- Work to do: With the pictures left out, copy the listing below exactly.

- Dataset extract:
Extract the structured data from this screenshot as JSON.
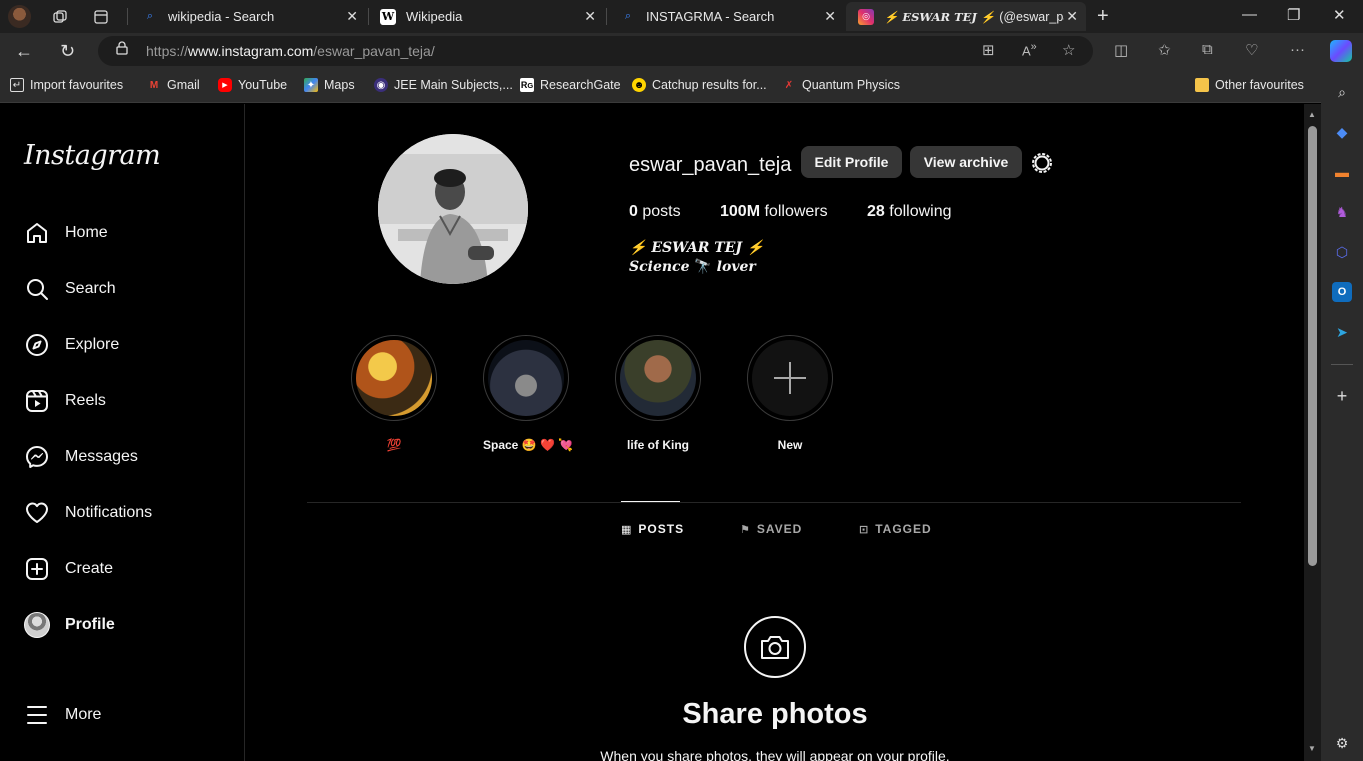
{
  "browser": {
    "tabs": [
      {
        "title": "wikipedia - Search",
        "favicon": "bing-icon"
      },
      {
        "title": "Wikipedia",
        "favicon": "wikipedia-icon"
      },
      {
        "title": "INSTAGRMA - Search",
        "favicon": "bing-icon"
      },
      {
        "title_prefix": "ESWAR TEJ",
        "title_suffix": "(@eswar_pav",
        "favicon": "instagram-icon",
        "active": true
      }
    ],
    "url_prefix": "https://",
    "url_host": "www.instagram.com",
    "url_path": "/eswar_pavan_teja/",
    "favourites": [
      "Import favourites",
      "Gmail",
      "YouTube",
      "Maps",
      "JEE Main Subjects,...",
      "ResearchGate",
      "Catchup results for...",
      "Quantum Physics"
    ],
    "other_favourites": "Other favourites"
  },
  "instagram": {
    "logo": "Instagram",
    "nav": [
      "Home",
      "Search",
      "Explore",
      "Reels",
      "Messages",
      "Notifications",
      "Create",
      "Profile",
      "More"
    ],
    "profile": {
      "username": "eswar_pavan_teja",
      "edit_button": "Edit Profile",
      "archive_button": "View archive",
      "posts_count": "0",
      "posts_label": "posts",
      "followers_count": "100M",
      "followers_label": "followers",
      "following_count": "28",
      "following_label": "following",
      "bio_name": "ESWAR TEJ",
      "bio_line2_a": "Science",
      "bio_line2_b": "lover"
    },
    "highlights": [
      {
        "label": "💯"
      },
      {
        "label": "Space 🤩 ❤️ 💘"
      },
      {
        "label": "life of King"
      },
      {
        "label": "New"
      }
    ],
    "tabs": [
      "POSTS",
      "SAVED",
      "TAGGED"
    ],
    "empty_title": "Share photos",
    "empty_subtitle": "When you share photos, they will appear on your profile."
  },
  "colors": {
    "accent_bolt": "#ff8a00",
    "button_bg": "#363636",
    "browser_chrome": "#2b2b2b"
  }
}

- Written answer:
Extract the structured data from this screenshot as JSON.
{
  "browser": {
    "tabs": [
      {
        "title": "wikipedia - Search",
        "favicon": "bing-icon"
      },
      {
        "title": "Wikipedia",
        "favicon": "wikipedia-icon"
      },
      {
        "title": "INSTAGRMA - Search",
        "favicon": "bing-icon"
      },
      {
        "title_prefix": "ESWAR TEJ",
        "title_suffix": "(@eswar_pav",
        "favicon": "instagram-icon",
        "active": true
      }
    ],
    "url_prefix": "https://",
    "url_host": "www.instagram.com",
    "url_path": "/eswar_pavan_teja/",
    "favourites": [
      "Import favourites",
      "Gmail",
      "YouTube",
      "Maps",
      "JEE Main Subjects,...",
      "ResearchGate",
      "Catchup results for...",
      "Quantum Physics"
    ],
    "other_favourites": "Other favourites"
  },
  "instagram": {
    "logo": "Instagram",
    "nav": [
      "Home",
      "Search",
      "Explore",
      "Reels",
      "Messages",
      "Notifications",
      "Create",
      "Profile",
      "More"
    ],
    "profile": {
      "username": "eswar_pavan_teja",
      "edit_button": "Edit Profile",
      "archive_button": "View archive",
      "posts_count": "0",
      "posts_label": "posts",
      "followers_count": "100M",
      "followers_label": "followers",
      "following_count": "28",
      "following_label": "following",
      "bio_name": "ESWAR TEJ",
      "bio_line2_a": "Science",
      "bio_line2_b": "lover"
    },
    "highlights": [
      {
        "label": "💯"
      },
      {
        "label": "Space 🤩 ❤️ 💘"
      },
      {
        "label": "life of King"
      },
      {
        "label": "New"
      }
    ],
    "tabs": [
      "POSTS",
      "SAVED",
      "TAGGED"
    ],
    "empty_title": "Share photos",
    "empty_subtitle": "When you share photos, they will appear on your profile."
  },
  "colors": {
    "accent_bolt": "#ff8a00",
    "button_bg": "#363636",
    "browser_chrome": "#2b2b2b"
  }
}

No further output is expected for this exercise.